What you are asked to do: Write out every entry, unchanged. Skip any picture.

Extracted entries:

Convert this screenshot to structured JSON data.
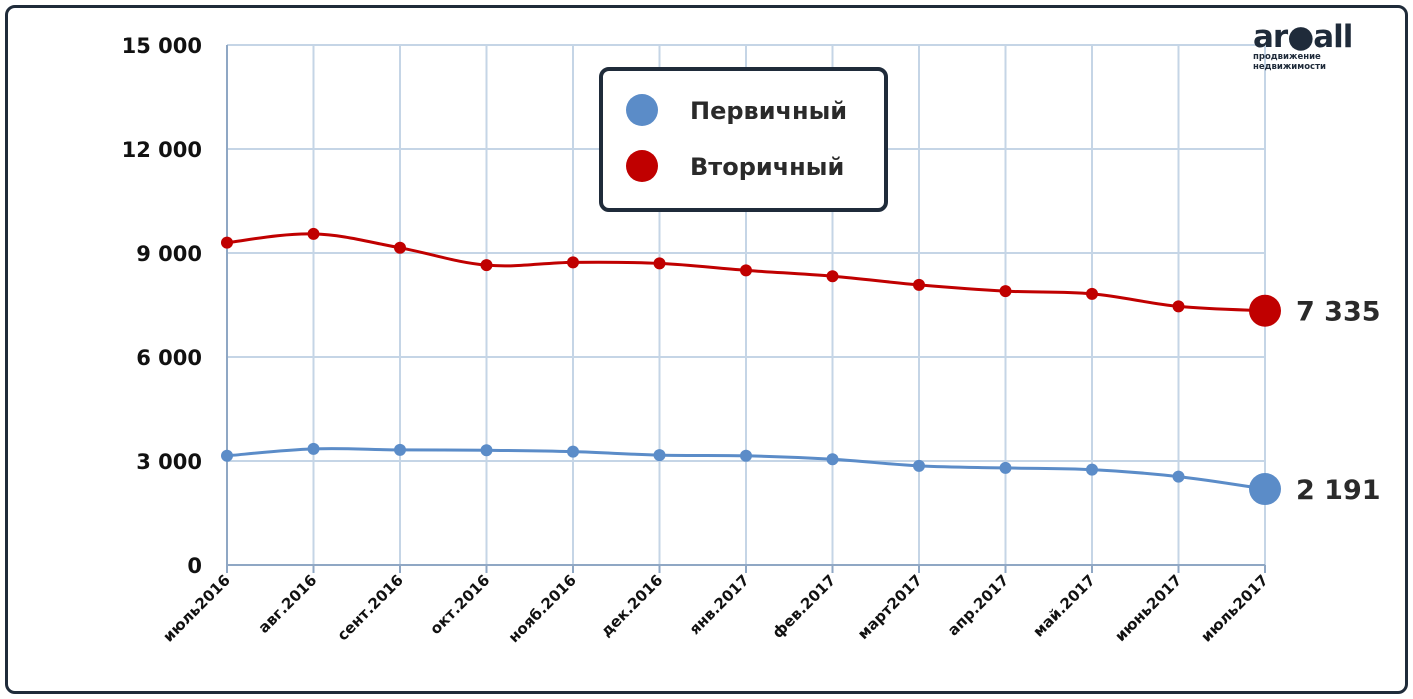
{
  "logo": {
    "word": "ar●all",
    "sub1": "продвижение",
    "sub2": "недвижимости"
  },
  "chart_data": {
    "type": "line",
    "categories": [
      "июль2016",
      "авг.2016",
      "сент.2016",
      "окт.2016",
      "нояб.2016",
      "дек.2016",
      "янв.2017",
      "фев.2017",
      "март2017",
      "апр.2017",
      "май.2017",
      "июнь2017",
      "июль2017"
    ],
    "y_ticks": [
      "0",
      "3 000",
      "6 000",
      "9 000",
      "12 000",
      "15 000"
    ],
    "ylim": [
      0,
      15000
    ],
    "grid": true,
    "legend_position": "top-center",
    "series": [
      {
        "name": "Первичный",
        "color": "#5b8cc8",
        "values": [
          3150,
          3350,
          3320,
          3310,
          3270,
          3170,
          3150,
          3050,
          2860,
          2800,
          2750,
          2550,
          2191
        ],
        "end_label": "2 191"
      },
      {
        "name": "Вторичный",
        "color": "#c00000",
        "values": [
          9300,
          9550,
          9150,
          8650,
          8730,
          8700,
          8500,
          8330,
          8080,
          7900,
          7820,
          7460,
          7335
        ],
        "end_label": "7 335"
      }
    ]
  }
}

Solved exercise:
Convert this screenshot to structured JSON data.
{
  "logo": {
    "word": "ar●all",
    "sub1": "продвижение",
    "sub2": "недвижимости"
  },
  "chart_data": {
    "type": "line",
    "categories": [
      "июль2016",
      "авг.2016",
      "сент.2016",
      "окт.2016",
      "нояб.2016",
      "дек.2016",
      "янв.2017",
      "фев.2017",
      "март2017",
      "апр.2017",
      "май.2017",
      "июнь2017",
      "июль2017"
    ],
    "y_ticks": [
      "0",
      "3 000",
      "6 000",
      "9 000",
      "12 000",
      "15 000"
    ],
    "ylim": [
      0,
      15000
    ],
    "grid": true,
    "legend_position": "top-center",
    "series": [
      {
        "name": "Первичный",
        "color": "#5b8cc8",
        "values": [
          3150,
          3350,
          3320,
          3310,
          3270,
          3170,
          3150,
          3050,
          2860,
          2800,
          2750,
          2550,
          2191
        ],
        "end_label": "2 191"
      },
      {
        "name": "Вторичный",
        "color": "#c00000",
        "values": [
          9300,
          9550,
          9150,
          8650,
          8730,
          8700,
          8500,
          8330,
          8080,
          7900,
          7820,
          7460,
          7335
        ],
        "end_label": "7 335"
      }
    ]
  }
}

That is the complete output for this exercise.